• _Work to do_: Quote every line of the data below as it stands, omitting pictures.

(Dataset excerpt)

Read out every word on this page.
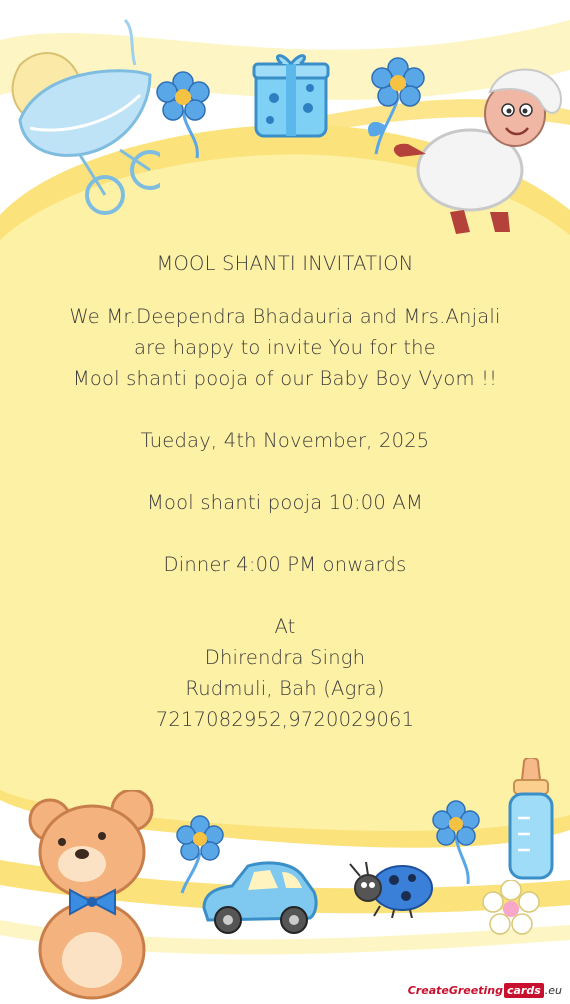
MOOL SHANTI INVITATION
We Mr.Deependra Bhadauria and Mrs.Anjali
are happy to invite You for the
Mool shanti pooja of our Baby Boy Vyom !!
Tueday, 4th November, 2025
Mool shanti pooja 10:00 AM
Dinner 4:00 PM onwards
At
Dhirendra Singh
Rudmuli, Bah (Agra)
7217082952,9720029061
CreateGreeting cards .eu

• _Solution to this task_:
Read out every word on this page.
MOOL SHANTI INVITATION
We Mr.Deependra Bhadauria and Mrs.Anjali
are happy to invite You for the
Mool shanti pooja of our Baby Boy Vyom !!
Tueday, 4th November, 2025
Mool shanti pooja 10:00 AM
Dinner 4:00 PM onwards
At
Dhirendra Singh
Rudmuli, Bah (Agra)
7217082952,9720029061
CreateGreeting cards .eu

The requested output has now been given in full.